• _Given exercise_: Only lines holding the word "процентов" should be copied from the material.

• _Dataset records_:
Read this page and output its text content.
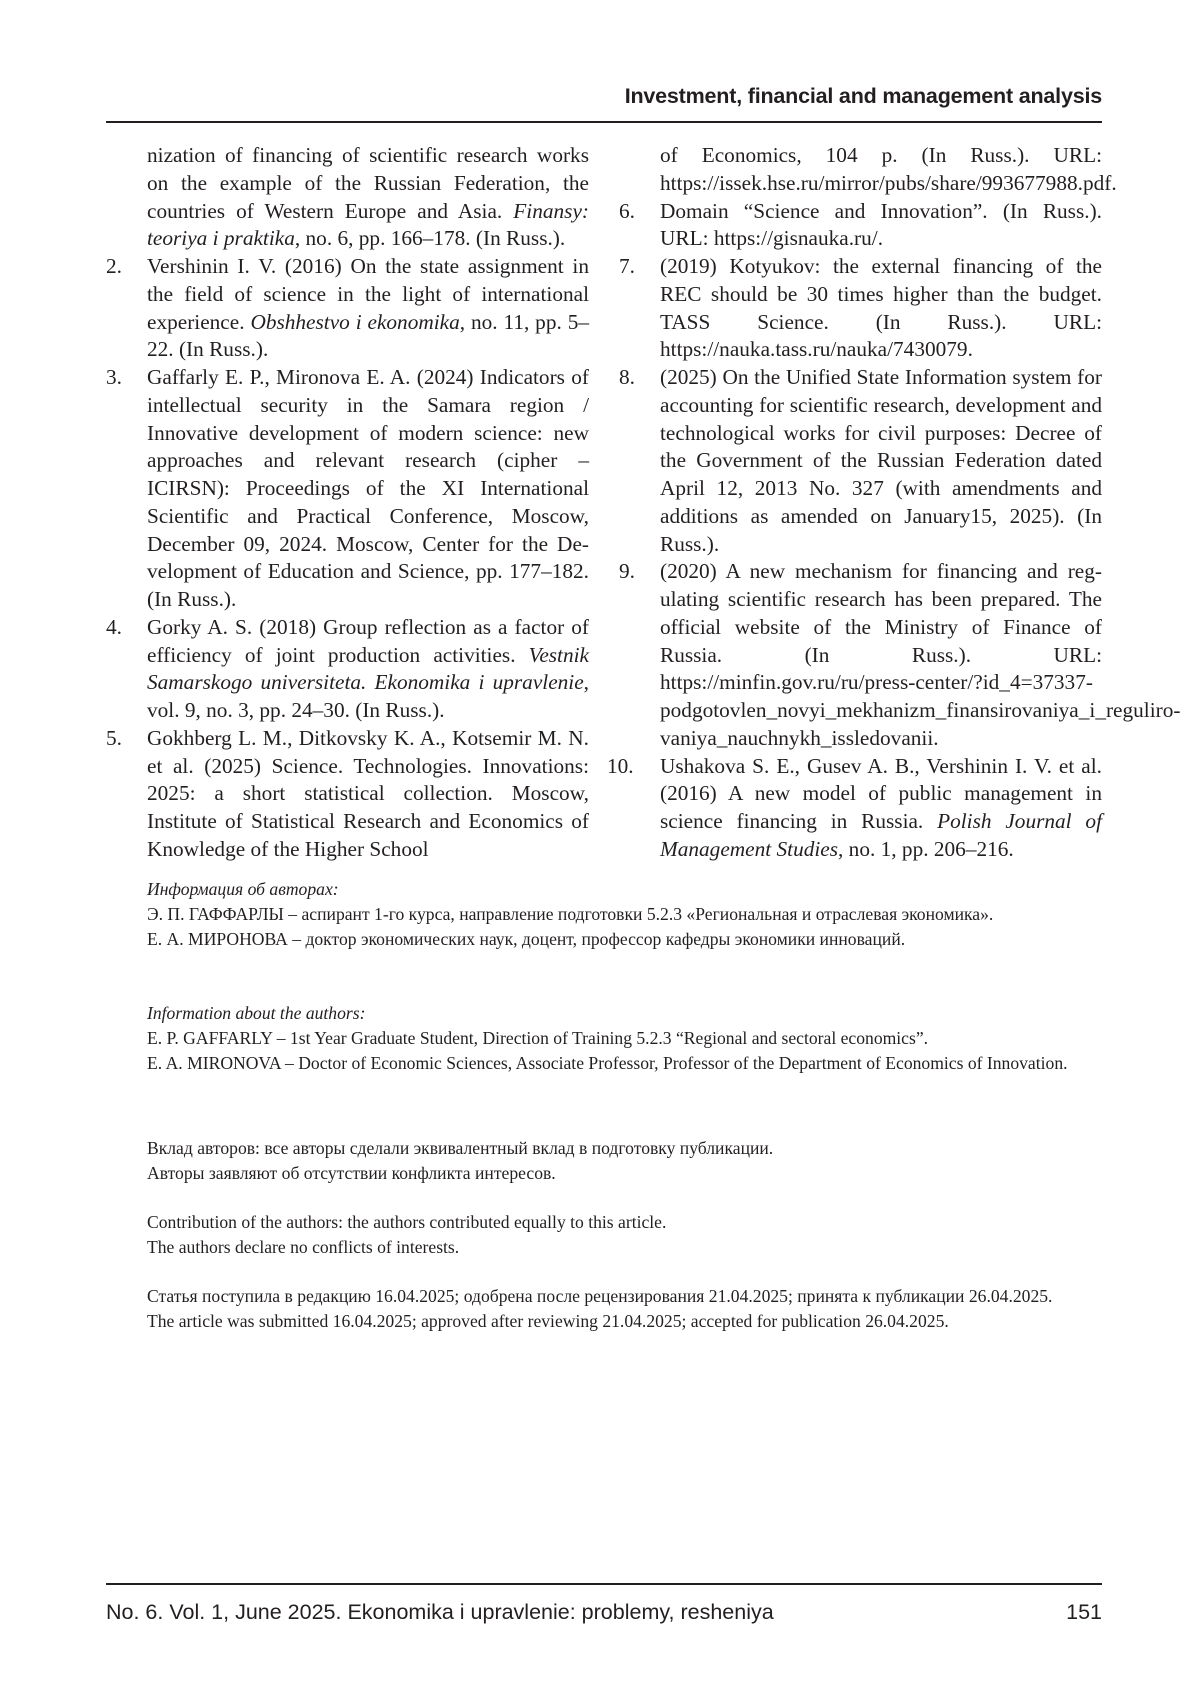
Investment, financial and management analysis
nization of financing of scientific research works on the example of the Russian Federation, the countries of Western Europe and Asia. Finansy: teoriya i praktika, no. 6, pp. 166–178. (In Russ.).
2. Vershinin I. V. (2016) On the state assignment in the field of science in the light of international experience. Obshhestvo i ekonomika, no. 11, pp. 5–22. (In Russ.).
3. Gaffarly E. P., Mironova E. A. (2024) Indicators of intellectual security in the Samara region / Innovative development of modern science: new approaches and relevant research (cipher – ICIRSN): Proceedings of the XI International Scientific and Practical Conference, Moscow, December 09, 2024. Moscow, Center for the Development of Education and Science, pp. 177–182. (In Russ.).
4. Gorky A. S. (2018) Group reflection as a factor of efficiency of joint production activities. Vestnik Samarskogo universiteta. Ekonomika i upravlenie, vol. 9, no. 3, pp. 24–30. (In Russ.).
5. Gokhberg L. M., Ditkovsky K. A., Kotsemir M. N. et al. (2025) Science. Technologies. Innovations: 2025: a short statistical collection. Moscow, Institute of Statistical Research and Economics of Knowledge of the Higher School
of Economics, 104 p. (In Russ.). URL: https://issek.hse.ru/mirror/pubs/share/993677988.pdf.
6. Domain “Science and Innovation”. (In Russ.). URL: https://gisnauka.ru/.
7. (2019) Kotyukov: the external financing of the REC should be 30 times higher than the budget. TASS Science. (In Russ.). URL: https://nauka.tass.ru/nauka/7430079.
8. (2025) On the Unified State Information system for accounting for scientific research, development and technological works for civil purposes: Decree of the Government of the Russian Federation dated April 12, 2013 No. 327 (with amendments and additions as amended on January15, 2025). (In Russ.).
9. (2020) A new mechanism for financing and regulating scientific research has been prepared. The official website of the Ministry of Finance of Russia. (In Russ.). URL: https://minfin.gov.ru/ru/press-center/?id_4=37337-podgotovlen_novyi_mekhanizm_finansirovaniya_i_regulirovaniya_nauchnykh_issledovanii.
10. Ushakova S. E., Gusev A. B., Vershinin I. V. et al. (2016) A new model of public management in science financing in Russia. Polish Journal of Management Studies, no. 1, pp. 206–216.

Информация об авторах:

Э. П. ГАФФАРЛЫ – аспирант 1-го курса, направление подготовки 5.2.3 «Региональная и отраслевая экономика».

Е. А. МИРОНОВА – доктор экономических наук, доцент, профессор кафедры экономики инноваций.

Information about the authors:

E. P. GAFFARLY – 1st Year Graduate Student, Direction of Training 5.2.3 “Regional and sectoral economics”.

E. A. MIRONOVA – Doctor of Economic Sciences, Associate Professor, Professor of the Department of Economics of Innovation.

Вклад авторов: все авторы сделали эквивалентный вклад в подготовку публикации.

Авторы заявляют об отсутствии конфликта интересов.

Contribution of the authors: the authors contributed equally to this article.

The authors declare no conflicts of interests.

Статья поступила в редакцию 16.04.2025; одобрена после рецензирования 21.04.2025; принята к публикации 26.04.2025.

The article was submitted 16.04.2025; approved after reviewing 21.04.2025; accepted for publication 26.04.2025.

No. 6. Vol. 1, June 2025. Ekonomika i upravlenie: problemy, resheniya	151
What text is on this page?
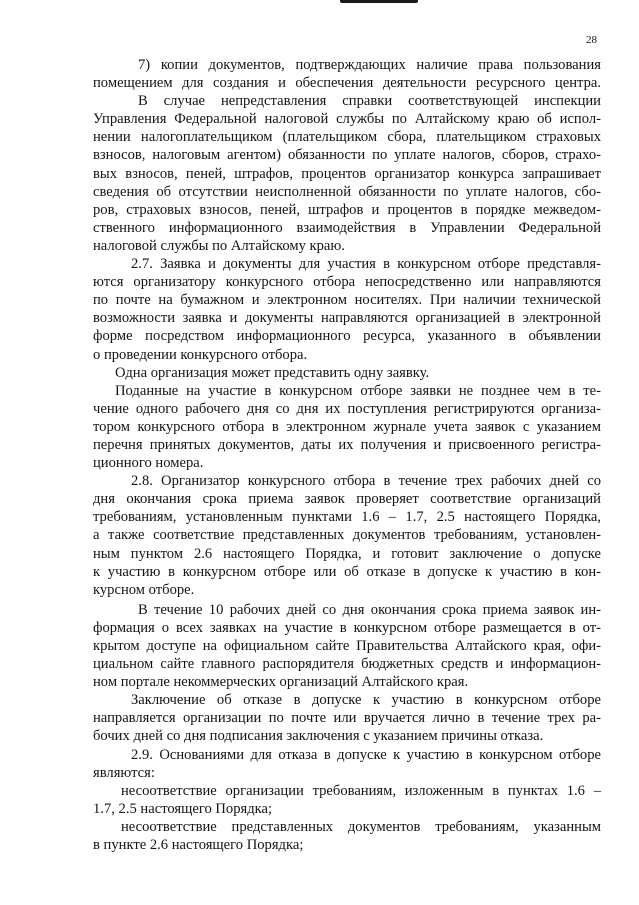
28
7) копии документов, подтверждающих наличие права пользования
помещением для создания и обеспечения деятельности ресурсного центра.
В случае непредставления справки соответствующей инспекции
Управления Федеральной налоговой службы по Алтайскому краю об испол-
нении налогоплательщиком (плательщиком сбора, плательщиком страховых
взносов, налоговым агентом) обязанности по уплате налогов, сборов, страхо-
вых взносов, пеней, штрафов, процентов организатор конкурса запрашивает
сведения об отсутствии неисполненной обязанности по уплате налогов, сбо-
ров, страховых взносов, пеней, штрафов и процентов в порядке межведом-
ственного информационного взаимодействия в Управлении Федеральной
налоговой службы по Алтайскому краю.
2.7. Заявка и документы для участия в конкурсном отборе представля-
ются организатору конкурсного отбора непосредственно или направляются
по почте на бумажном и электронном носителях. При наличии технической
возможности заявка и документы направляются организацией в электронной
форме посредством информационного ресурса, указанного в объявлении
о проведении конкурсного отбора.
Одна организация может представить одну заявку.
Поданные на участие в конкурсном отборе заявки не позднее чем в те-
чение одного рабочего дня со дня их поступления регистрируются организа-
тором конкурсного отбора в электронном журнале учета заявок с указанием
перечня принятых документов, даты их получения и присвоенного регистра-
ционного номера.
2.8. Организатор конкурсного отбора в течение трех рабочих дней со
дня окончания срока приема заявок проверяет соответствие организаций
требованиям, установленным пунктами 1.6 – 1.7, 2.5 настоящего Порядка,
а также соответствие представленных документов требованиям, установлен-
ным пунктом 2.6 настоящего Порядка, и готовит заключение о допуске
к участию в конкурсном отборе или об отказе в допуске к участию в кон-
курсном отборе.
В течение 10 рабочих дней со дня окончания срока приема заявок ин-
формация о всех заявках на участие в конкурсном отборе размещается в от-
крытом доступе на официальном сайте Правительства Алтайского края, офи-
циальном сайте главного распорядителя бюджетных средств и информацион-
ном портале некоммерческих организаций Алтайского края.
Заключение об отказе в допуске к участию в конкурсном отборе
направляется организации по почте или вручается лично в течение трех ра-
бочих дней со дня подписания заключения с указанием причины отказа.
2.9. Основаниями для отказа в допуске к участию в конкурсном отборе
являются:
несоответствие организации требованиям, изложенным в пунктах 1.6 –
1.7, 2.5 настоящего Порядка;
несоответствие представленных документов требованиям, указанным
в пункте 2.6 настоящего Порядка;
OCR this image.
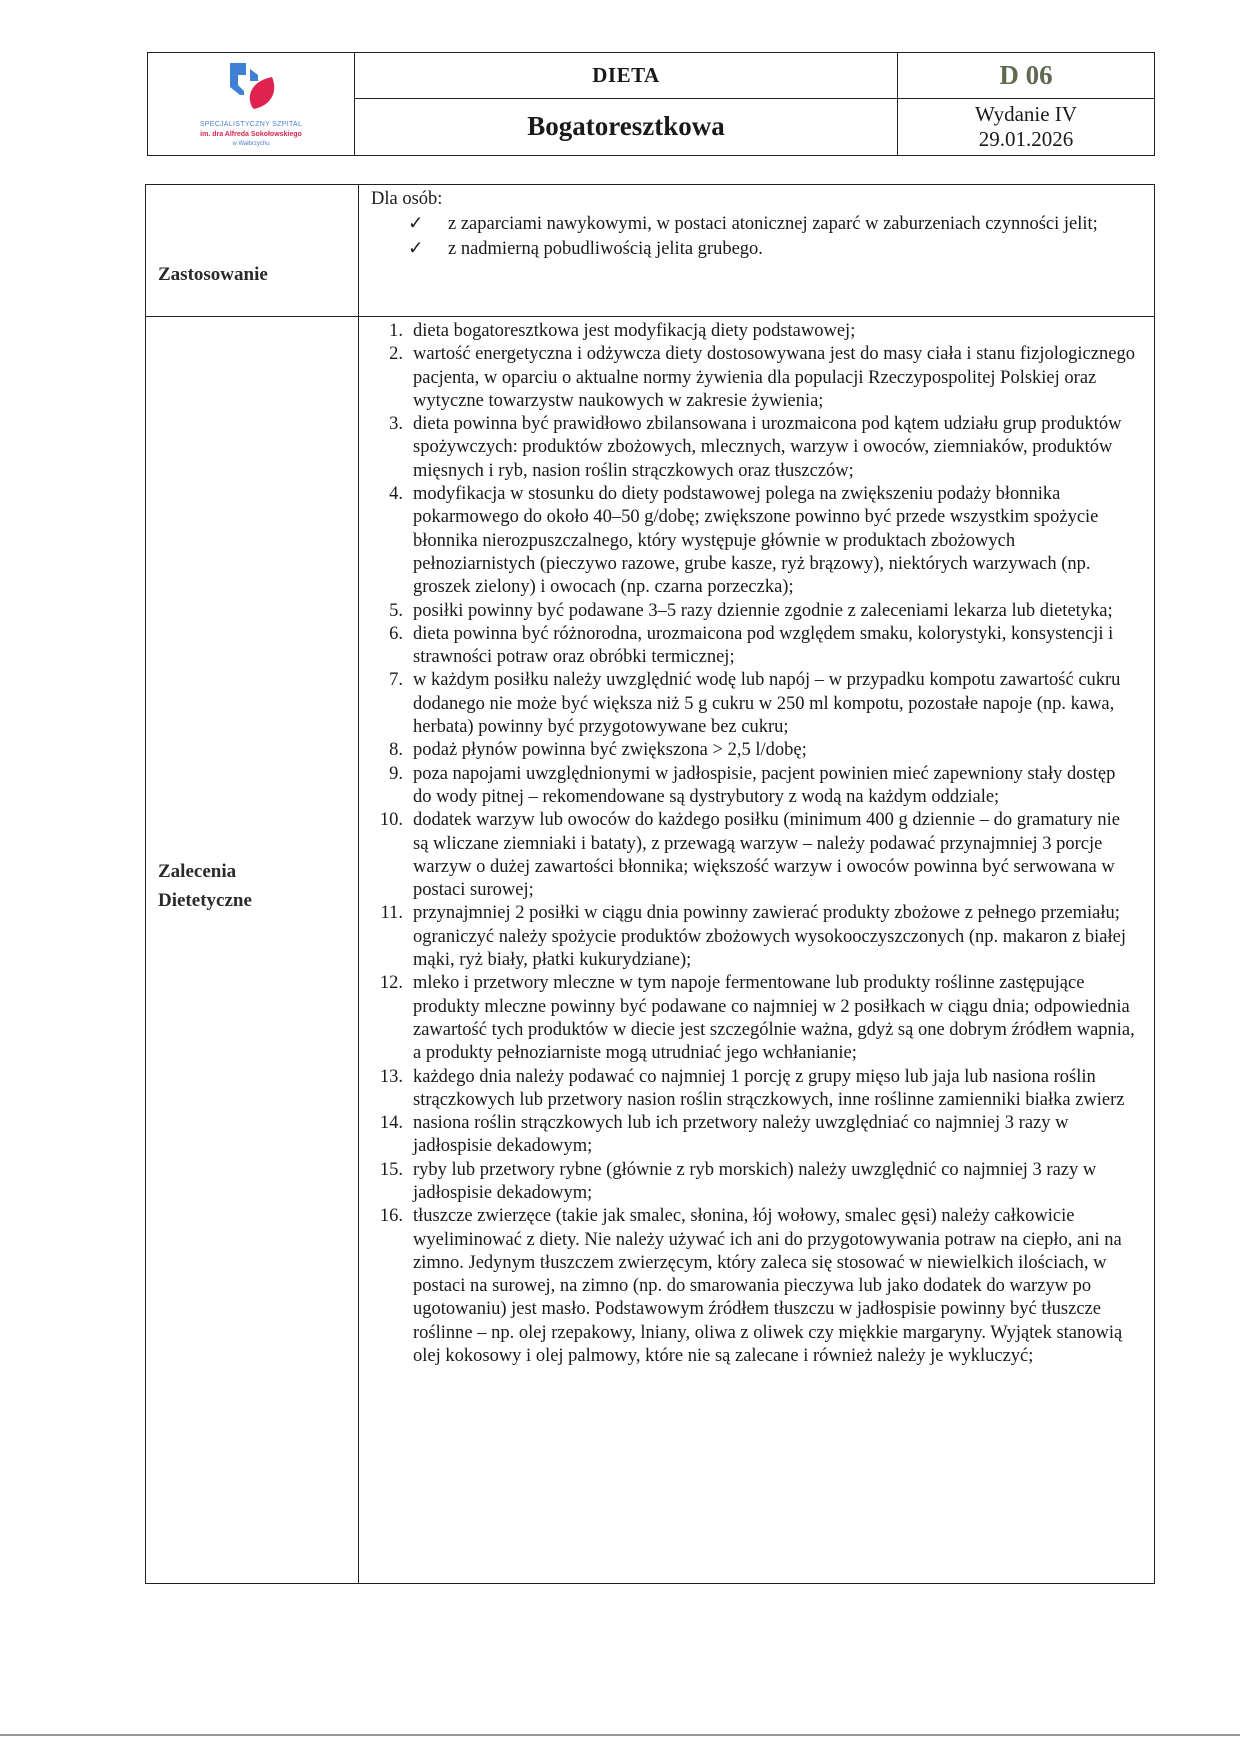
SPECJALISTYCZNY SZPITAL
im. dra Alfreda Sokołowskiego
w Wałbrzychu
DIETA
Bogatoresztkowa
D 06
Wydanie IV
29.01.2026
Zastosowanie
Dla osób:
✓	z zaparciami nawykowymi, w postaci atonicznej zaparć w zaburzeniach czynności jelit;
✓	z nadmierną pobudliwością jelita grubego.
Zalecenia
Dietetyczne
1. dieta bogatoresztkowa jest modyfikacją diety podstawowej;
2. wartość energetyczna i odżywcza diety dostosowywana jest do masy ciała i stanu fizjologicznego pacjenta, w oparciu o aktualne normy żywienia dla populacji Rzeczypospolitej Polskiej oraz wytyczne towarzystw naukowych w zakresie żywienia;
3. dieta powinna być prawidłowo zbilansowana i urozmaicona pod kątem udziału grup produktów spożywczych: produktów zbożowych, mlecznych, warzyw i owoców, ziemniaków, produktów mięsnych i ryb, nasion roślin strączkowych oraz tłuszczów;
4. modyfikacja w stosunku do diety podstawowej polega na zwiększeniu podaży błonnika pokarmowego do około 40–50 g/dobę; zwiększone powinno być przede wszystkim spożycie błonnika nierozpuszczalnego, który występuje głównie w produktach zbożowych pełnoziarnistych (pieczywo razowe, grube kasze, ryż brązowy), niektórych warzywach (np. groszek zielony) i owocach (np. czarna porzeczka);
5. posiłki powinny być podawane 3–5 razy dziennie zgodnie z zaleceniami lekarza lub dietetyka;
6. dieta powinna być różnorodna, urozmaicona pod względem smaku, kolorystyki, konsystencji i strawności potraw oraz obróbki termicznej;
7. w każdym posiłku należy uwzględnić wodę lub napój – w przypadku kompotu zawartość cukru dodanego nie może być większa niż 5 g cukru w 250 ml kompotu, pozostałe napoje (np. kawa, herbata) powinny być przygotowywane bez cukru;
8. podaż płynów powinna być zwiększona > 2,5 l/dobę;
9. poza napojami uwzględnionymi w jadłospisie, pacjent powinien mieć zapewniony stały dostęp do wody pitnej – rekomendowane są dystrybutory z wodą na każdym oddziale;
10. dodatek warzyw lub owoców do każdego posiłku (minimum 400 g dziennie – do gramatury nie są wliczane ziemniaki i bataty), z przewagą warzyw – należy podawać przynajmniej 3 porcje warzyw o dużej zawartości błonnika; większość warzyw i owoców powinna być serwowana w postaci surowej;
11. przynajmniej 2 posiłki w ciągu dnia powinny zawierać produkty zbożowe z pełnego przemiału; ograniczyć należy spożycie produktów zbożowych wysokooczyszczonych (np. makaron z białej mąki, ryż biały, płatki kukurydziane);
12. mleko i przetwory mleczne w tym napoje fermentowane lub produkty roślinne zastępujące produkty mleczne powinny być podawane co najmniej w 2 posiłkach w ciągu dnia; odpowiednia zawartość tych produktów w diecie jest szczególnie ważna, gdyż są one dobrym źródłem wapnia, a produkty pełnoziarniste mogą utrudniać jego wchłanianie;
13. każdego dnia należy podawać co najmniej 1 porcję z grupy mięso lub jaja lub nasiona roślin strączkowych lub przetwory nasion roślin strączkowych, inne roślinne zamienniki białka zwierz
14. nasiona roślin strączkowych lub ich przetwory należy uwzględniać co najmniej 3 razy w jadłospisie dekadowym;
15. ryby lub przetwory rybne (głównie z ryb morskich) należy uwzględnić co najmniej 3 razy w jadłospisie dekadowym;
16. tłuszcze zwierzęce (takie jak smalec, słonina, łój wołowy, smalec gęsi) należy całkowicie wyeliminować z diety. Nie należy używać ich ani do przygotowywania potraw na ciepło, ani na zimno. Jedynym tłuszczem zwierzęcym, który zaleca się stosować w niewielkich ilościach, w postaci na surowej, na zimno (np. do smarowania pieczywa lub jako dodatek do warzyw po ugotowaniu) jest masło. Podstawowym źródłem tłuszczu w jadłospisie powinny być tłuszcze roślinne – np. olej rzepakowy, lniany, oliwa z oliwek czy miękkie margaryny. Wyjątek stanowią olej kokosowy i olej palmowy, które nie są zalecane i również należy je wykluczyć;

• _Problem solution_:
вых взносов, пеней, штрафов, процентов организатор конкурса запрашивает
ров, страховых взносов, пеней, штрафов и процентов в порядке межведом-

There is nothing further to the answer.